**ENTRIES SUPPLIED**

--- START ---

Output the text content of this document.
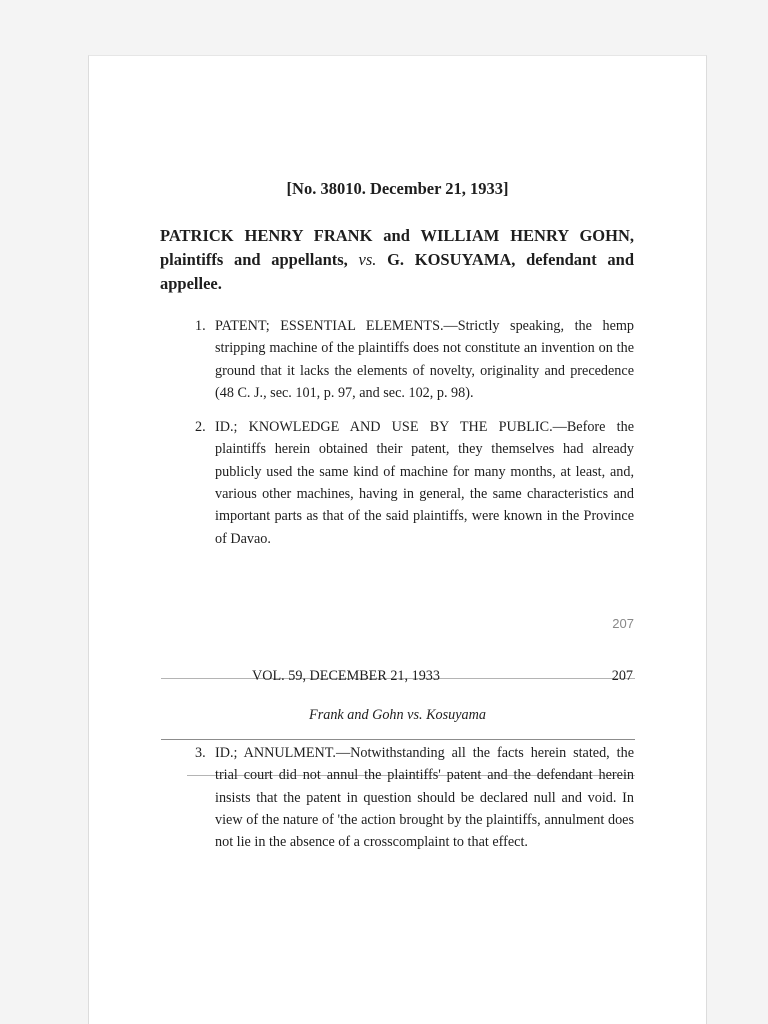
[No. 38010. December 21, 1933]

PATRICK HENRY FRANK and WILLIAM HENRY GOHN, plaintiffs and appellants, vs. G. KOSUYAMA, defendant and appellee.

1. PATENT; ESSENTIAL ELEMENTS.—Strictly speaking, the hemp stripping machine of the plaintiffs does not constitute an invention on the ground that it lacks the elements of novelty, originality and precedence (48 C. J., sec. 101, p. 97, and sec. 102, p. 98).
2. ID.; KNOWLEDGE AND USE BY THE PUBLIC.—Before the plaintiffs herein obtained their patent, they themselves had already publicly used the same kind of machine for many months, at least, and, various other machines, having in general, the same characteristics and important parts as that of the said plaintiffs, were known in the Province of Davao.
207

VOL. 59, DECEMBER 21, 1933	207

Frank and Gohn vs. Kosuyama

3. ID.; ANNULMENT.—Notwithstanding all the facts herein stated, the trial court did not annul the plaintiffs' patent and the defendant herein insists that the patent in question should be declared null and void. In view of the nature of 'the action brought by the plaintiffs, annulment does not lie in the absence of a crosscomplaint to that effect.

--- END ---

**TASK STATEMENT**
Ignore the images and quote every line of the listing exactly.

**SOLUTION TO THE EXERCISE**
Output the text content of this document.
[No. 38010. December 21, 1933]

PATRICK HENRY FRANK and WILLIAM HENRY GOHN, plaintiffs and appellants, vs. G. KOSUYAMA, defendant and appellee.

1. PATENT; ESSENTIAL ELEMENTS.—Strictly speaking, the hemp stripping machine of the plaintiffs does not constitute an invention on the ground that it lacks the elements of novelty, originality and precedence (48 C. J., sec. 101, p. 97, and sec. 102, p. 98).
2. ID.; KNOWLEDGE AND USE BY THE PUBLIC.—Before the plaintiffs herein obtained their patent, they themselves had already publicly used the same kind of machine for many months, at least, and, various other machines, having in general, the same characteristics and important parts as that of the said plaintiffs, were known in the Province of Davao.
207

VOL. 59, DECEMBER 21, 1933	207

Frank and Gohn vs. Kosuyama

3. ID.; ANNULMENT.—Notwithstanding all the facts herein stated, the trial court did not annul the plaintiffs' patent and the defendant herein insists that the patent in question should be declared null and void. In view of the nature of 'the action brought by the plaintiffs, annulment does not lie in the absence of a crosscomplaint to that effect.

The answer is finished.